▶ **TO DO**: Leave out the pictures and copy everything else below exactly.
╭─ DATA EXTRACT
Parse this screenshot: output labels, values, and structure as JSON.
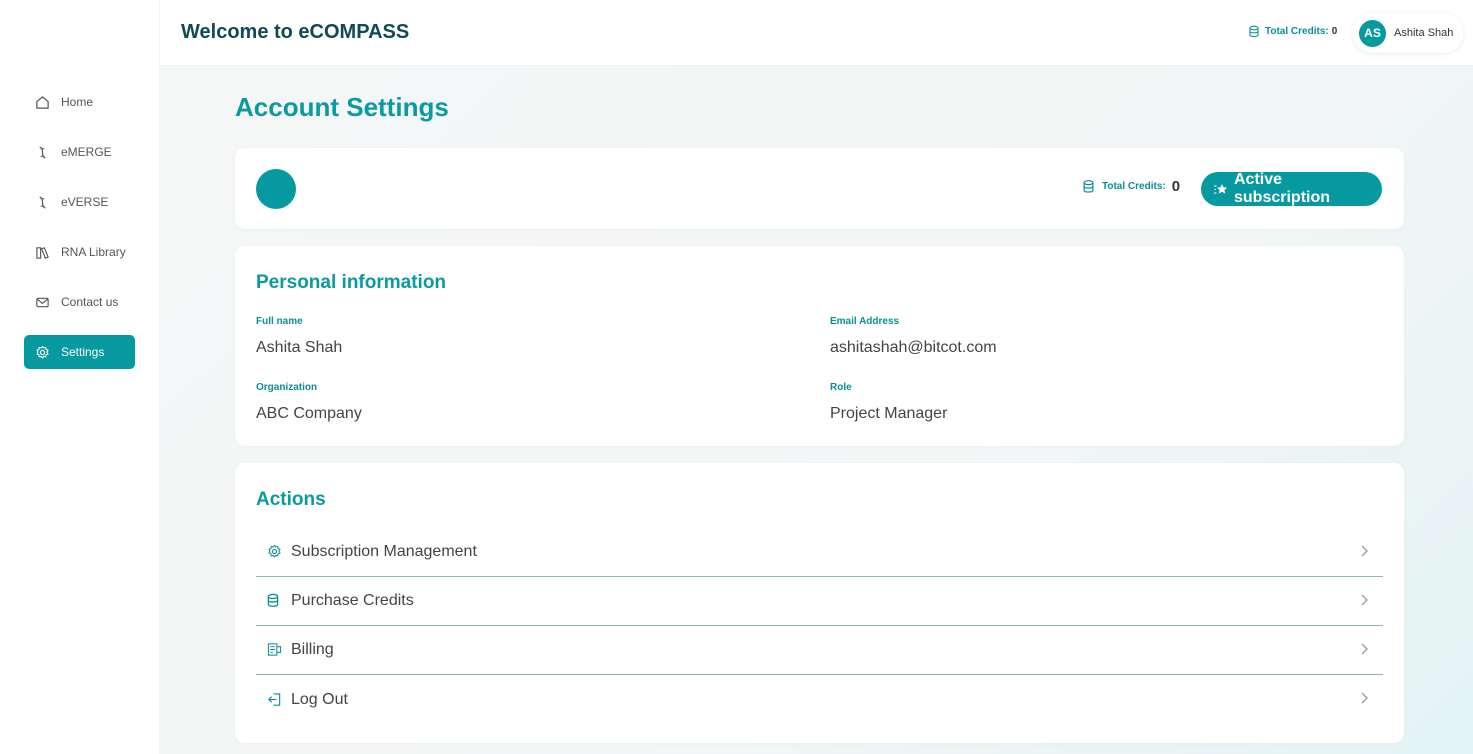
{
  "app": {
    "welcome": "Welcome to eCOMPASS",
    "top_credits_label": "Total Credits:",
    "top_credits_value": "0"
  },
  "user": {
    "initials": "AS",
    "name": "Ashita Shah"
  },
  "sidebar": {
    "items": [
      {
        "label": "Home",
        "icon": "home-icon"
      },
      {
        "label": "eMERGE",
        "icon": "dna-icon"
      },
      {
        "label": "eVERSE",
        "icon": "dna-icon"
      },
      {
        "label": "RNA Library",
        "icon": "library-icon"
      },
      {
        "label": "Contact us",
        "icon": "mail-icon"
      },
      {
        "label": "Settings",
        "icon": "gear-icon",
        "active": true
      }
    ]
  },
  "page": {
    "title": "Account Settings"
  },
  "summary": {
    "credits_label": "Total Credits:",
    "credits_value": "0",
    "subscription_button": "Active subscription"
  },
  "personal": {
    "title": "Personal information",
    "full_name_label": "Full name",
    "full_name": "Ashita Shah",
    "email_label": "Email Address",
    "email": "ashitashah@bitcot.com",
    "organization_label": "Organization",
    "organization": "ABC Company",
    "role_label": "Role",
    "role": "Project Manager"
  },
  "actions": {
    "title": "Actions",
    "items": [
      {
        "label": "Subscription Management",
        "icon": "gear-icon"
      },
      {
        "label": "Purchase Credits",
        "icon": "coins-icon"
      },
      {
        "label": "Billing",
        "icon": "billing-icon"
      },
      {
        "label": "Log Out",
        "icon": "logout-icon"
      }
    ]
  },
  "colors": {
    "accent": "#06999f",
    "title": "#0f4a55"
  }
}
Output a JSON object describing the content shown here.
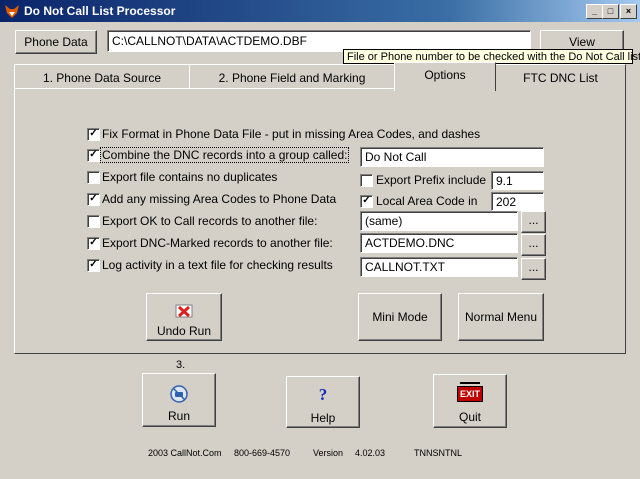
{
  "window": {
    "title": "Do Not Call List Processor",
    "controls": {
      "minimize": "_",
      "maximize": "□",
      "close": "×"
    }
  },
  "toolbar": {
    "phone_data_button": "Phone Data",
    "path_value": "C:\\CALLNOT\\DATA\\ACTDEMO.DBF",
    "view_button": "View",
    "tooltip": "File or Phone number to be checked with the Do Not Call list"
  },
  "tabs": [
    {
      "label": "1. Phone Data Source"
    },
    {
      "label": "2. Phone Field and Marking"
    },
    {
      "label": "Options",
      "active": true
    },
    {
      "label": "FTC DNC List"
    }
  ],
  "options": {
    "fix_format": {
      "label": "Fix Format in Phone Data File - put in missing Area Codes, and dashes",
      "checked": true
    },
    "combine_dnc": {
      "label": "Combine the DNC records into a group called:",
      "checked": true,
      "value": "Do Not Call"
    },
    "export_no_dupes": {
      "label": "Export file contains no duplicates",
      "checked": false
    },
    "export_prefix": {
      "label": "Export  Prefix include",
      "checked": false,
      "value": "9.1"
    },
    "add_area_codes": {
      "label": "Add any missing Area Codes to Phone Data",
      "checked": true
    },
    "local_area_code": {
      "label": "Local Area Code in",
      "checked": true,
      "value": "202"
    },
    "export_ok": {
      "label": "Export OK to Call records to another file:",
      "checked": false,
      "value": "(same)"
    },
    "export_dnc": {
      "label": "Export DNC-Marked records to another file:",
      "checked": true,
      "value": "ACTDEMO.DNC"
    },
    "log_activity": {
      "label": "Log activity in a text file for checking results",
      "checked": true,
      "value": "CALLNOT.TXT"
    },
    "browse_label": "..."
  },
  "buttons": {
    "undo_run": "Undo Run",
    "mini_mode": "Mini Mode",
    "normal_menu": "Normal Menu",
    "step_label": "3.",
    "run": "Run",
    "help": "Help",
    "quit": "Quit",
    "exit_sign": "EXIT",
    "help_glyph": "?"
  },
  "footer": {
    "copyright": "2003  CallNot.Com",
    "phone": "800-669-4570",
    "version_label": "Version",
    "version": "4.02.03",
    "code": "TNNSNTNL"
  },
  "colors": {
    "titlebar_start": "#0a246a",
    "titlebar_end": "#a6caf0",
    "face": "#d4d0c8",
    "tooltip_bg": "#ffffe1",
    "undo_icon_red": "#e02020",
    "exit_red": "#c00000"
  },
  "icons": {
    "app": "fox-head-icon",
    "undo": "red-x-icon",
    "run": "no-phone-icon",
    "help": "question-mark-icon",
    "quit": "exit-sign-icon"
  }
}
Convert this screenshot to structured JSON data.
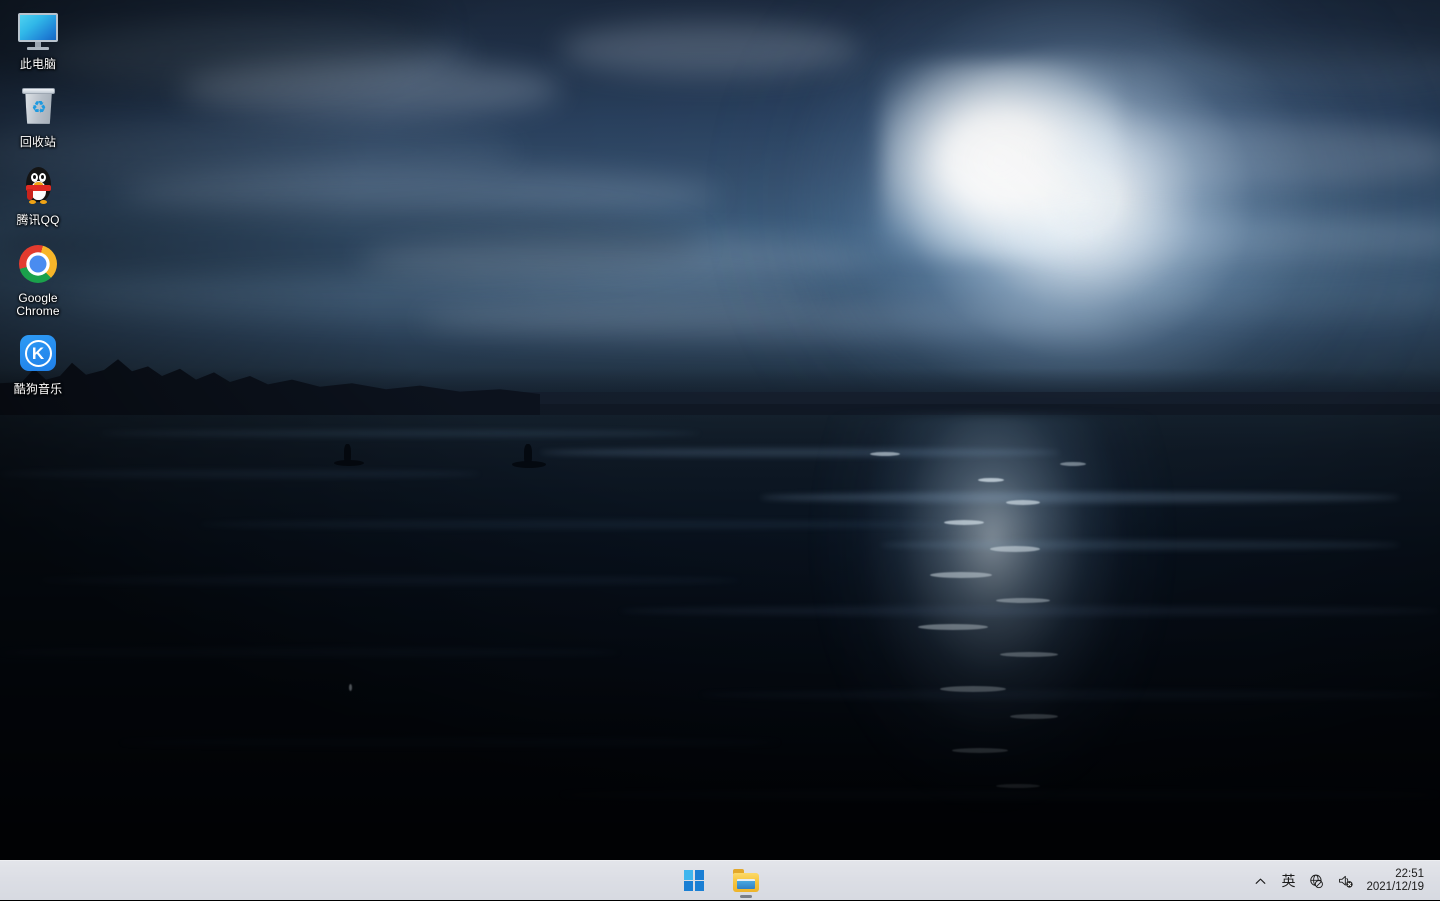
{
  "desktop": {
    "wallpaper_description": "Moonlit night seascape with bright moon glow, clouds, distant treeline hills and dark ocean waves with moonlight reflection",
    "wallpaper_colors": {
      "sky_top": "#1d2c42",
      "sky_mid": "#3d5d7d",
      "moon_glow": "#ffffff",
      "ocean_top": "#15222f",
      "ocean_bottom": "#020509",
      "hills": "#16202f"
    },
    "icons": [
      {
        "id": "this-pc",
        "label": "此电脑",
        "icon": "monitor-icon"
      },
      {
        "id": "recycle-bin",
        "label": "回收站",
        "icon": "recycle-bin-icon"
      },
      {
        "id": "tencent-qq",
        "label": "腾讯QQ",
        "icon": "qq-penguin-icon"
      },
      {
        "id": "google-chrome",
        "label": "Google Chrome",
        "icon": "chrome-icon"
      },
      {
        "id": "kugou-music",
        "label": "酷狗音乐",
        "icon": "kugou-icon",
        "glyph": "K"
      }
    ]
  },
  "taskbar": {
    "background_color": "#dcdee5",
    "buttons": [
      {
        "id": "start",
        "name": "start-button",
        "icon": "windows-logo-icon",
        "tooltip": "开始"
      },
      {
        "id": "file-explorer",
        "name": "file-explorer-button",
        "icon": "folder-icon",
        "tooltip": "文件资源管理器",
        "running": true
      }
    ],
    "tray": {
      "show_hidden_icons": {
        "icon": "chevron-up-icon",
        "glyph": "︿"
      },
      "input_method": {
        "icon": "ime-icon",
        "label": "英"
      },
      "network": {
        "icon": "globe-no-internet-icon",
        "status": "无 Internet 访问权限"
      },
      "volume": {
        "icon": "speaker-muted-icon",
        "status": "静音"
      },
      "clock": {
        "time": "22:51",
        "date": "2021/12/19"
      }
    }
  }
}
╰─
▶ **RESULT BELOW**:
Parse this screenshot: output labels, values, and structure as JSON.
{
  "app": {
    "welcome": "Welcome to eCOMPASS",
    "top_credits_label": "Total Credits:",
    "top_credits_value": "0"
  },
  "user": {
    "initials": "AS",
    "name": "Ashita Shah"
  },
  "sidebar": {
    "items": [
      {
        "label": "Home",
        "icon": "home-icon"
      },
      {
        "label": "eMERGE",
        "icon": "dna-icon"
      },
      {
        "label": "eVERSE",
        "icon": "dna-icon"
      },
      {
        "label": "RNA Library",
        "icon": "library-icon"
      },
      {
        "label": "Contact us",
        "icon": "mail-icon"
      },
      {
        "label": "Settings",
        "icon": "gear-icon",
        "active": true
      }
    ]
  },
  "page": {
    "title": "Account Settings"
  },
  "summary": {
    "credits_label": "Total Credits:",
    "credits_value": "0",
    "subscription_button": "Active subscription"
  },
  "personal": {
    "title": "Personal information",
    "full_name_label": "Full name",
    "full_name": "Ashita Shah",
    "email_label": "Email Address",
    "email": "ashitashah@bitcot.com",
    "organization_label": "Organization",
    "organization": "ABC Company",
    "role_label": "Role",
    "role": "Project Manager"
  },
  "actions": {
    "title": "Actions",
    "items": [
      {
        "label": "Subscription Management",
        "icon": "gear-icon"
      },
      {
        "label": "Purchase Credits",
        "icon": "coins-icon"
      },
      {
        "label": "Billing",
        "icon": "billing-icon"
      },
      {
        "label": "Log Out",
        "icon": "logout-icon"
      }
    ]
  },
  "colors": {
    "accent": "#06999f",
    "title": "#0f4a55"
  }
}
Output a JSON object describing the content shown here.
{
  "window": {
    "title": "Do Not Call List Processor",
    "controls": {
      "minimize": "_",
      "maximize": "□",
      "close": "×"
    }
  },
  "toolbar": {
    "phone_data_button": "Phone Data",
    "path_value": "C:\\CALLNOT\\DATA\\ACTDEMO.DBF",
    "view_button": "View",
    "tooltip": "File or Phone number to be checked with the Do Not Call list"
  },
  "tabs": [
    {
      "label": "1. Phone Data Source"
    },
    {
      "label": "2. Phone Field and Marking"
    },
    {
      "label": "Options",
      "active": true
    },
    {
      "label": "FTC DNC List"
    }
  ],
  "options": {
    "fix_format": {
      "label": "Fix Format in Phone Data File - put in missing Area Codes, and dashes",
      "checked": true
    },
    "combine_dnc": {
      "label": "Combine the DNC records into a group called:",
      "checked": true,
      "value": "Do Not Call"
    },
    "export_no_dupes": {
      "label": "Export file contains no duplicates",
      "checked": false
    },
    "export_prefix": {
      "label": "Export  Prefix include",
      "checked": false,
      "value": "9.1"
    },
    "add_area_codes": {
      "label": "Add any missing Area Codes to Phone Data",
      "checked": true
    },
    "local_area_code": {
      "label": "Local Area Code in",
      "checked": true,
      "value": "202"
    },
    "export_ok": {
      "label": "Export OK to Call records to another file:",
      "checked": false,
      "value": "(same)"
    },
    "export_dnc": {
      "label": "Export DNC-Marked records to another file:",
      "checked": true,
      "value": "ACTDEMO.DNC"
    },
    "log_activity": {
      "label": "Log activity in a text file for checking results",
      "checked": true,
      "value": "CALLNOT.TXT"
    },
    "browse_label": "..."
  },
  "buttons": {
    "undo_run": "Undo Run",
    "mini_mode": "Mini Mode",
    "normal_menu": "Normal Menu",
    "step_label": "3.",
    "run": "Run",
    "help": "Help",
    "quit": "Quit",
    "exit_sign": "EXIT",
    "help_glyph": "?"
  },
  "footer": {
    "copyright": "2003  CallNot.Com",
    "phone": "800-669-4570",
    "version_label": "Version",
    "version": "4.02.03",
    "code": "TNNSNTNL"
  },
  "colors": {
    "titlebar_start": "#0a246a",
    "titlebar_end": "#a6caf0",
    "face": "#d4d0c8",
    "tooltip_bg": "#ffffe1",
    "undo_icon_red": "#e02020",
    "exit_red": "#c00000"
  },
  "icons": {
    "app": "fox-head-icon",
    "undo": "red-x-icon",
    "run": "no-phone-icon",
    "help": "question-mark-icon",
    "quit": "exit-sign-icon"
  }
}
Convert this screenshot to structured JSON data.
{
  "desktop": {
    "wallpaper_description": "Moonlit night seascape with bright moon glow, clouds, distant treeline hills and dark ocean waves with moonlight reflection",
    "wallpaper_colors": {
      "sky_top": "#1d2c42",
      "sky_mid": "#3d5d7d",
      "moon_glow": "#ffffff",
      "ocean_top": "#15222f",
      "ocean_bottom": "#020509",
      "hills": "#16202f"
    },
    "icons": [
      {
        "id": "this-pc",
        "label": "此电脑",
        "icon": "monitor-icon"
      },
      {
        "id": "recycle-bin",
        "label": "回收站",
        "icon": "recycle-bin-icon"
      },
      {
        "id": "tencent-qq",
        "label": "腾讯QQ",
        "icon": "qq-penguin-icon"
      },
      {
        "id": "google-chrome",
        "label": "Google Chrome",
        "icon": "chrome-icon"
      },
      {
        "id": "kugou-music",
        "label": "酷狗音乐",
        "icon": "kugou-icon",
        "glyph": "K"
      }
    ]
  },
  "taskbar": {
    "background_color": "#dcdee5",
    "buttons": [
      {
        "id": "start",
        "name": "start-button",
        "icon": "windows-logo-icon",
        "tooltip": "开始"
      },
      {
        "id": "file-explorer",
        "name": "file-explorer-button",
        "icon": "folder-icon",
        "tooltip": "文件资源管理器",
        "running": true
      }
    ],
    "tray": {
      "show_hidden_icons": {
        "icon": "chevron-up-icon",
        "glyph": "︿"
      },
      "input_method": {
        "icon": "ime-icon",
        "label": "英"
      },
      "network": {
        "icon": "globe-no-internet-icon",
        "status": "无 Internet 访问权限"
      },
      "volume": {
        "icon": "speaker-muted-icon",
        "status": "静音"
      },
      "clock": {
        "time": "22:51",
        "date": "2021/12/19"
      }
    }
  }
}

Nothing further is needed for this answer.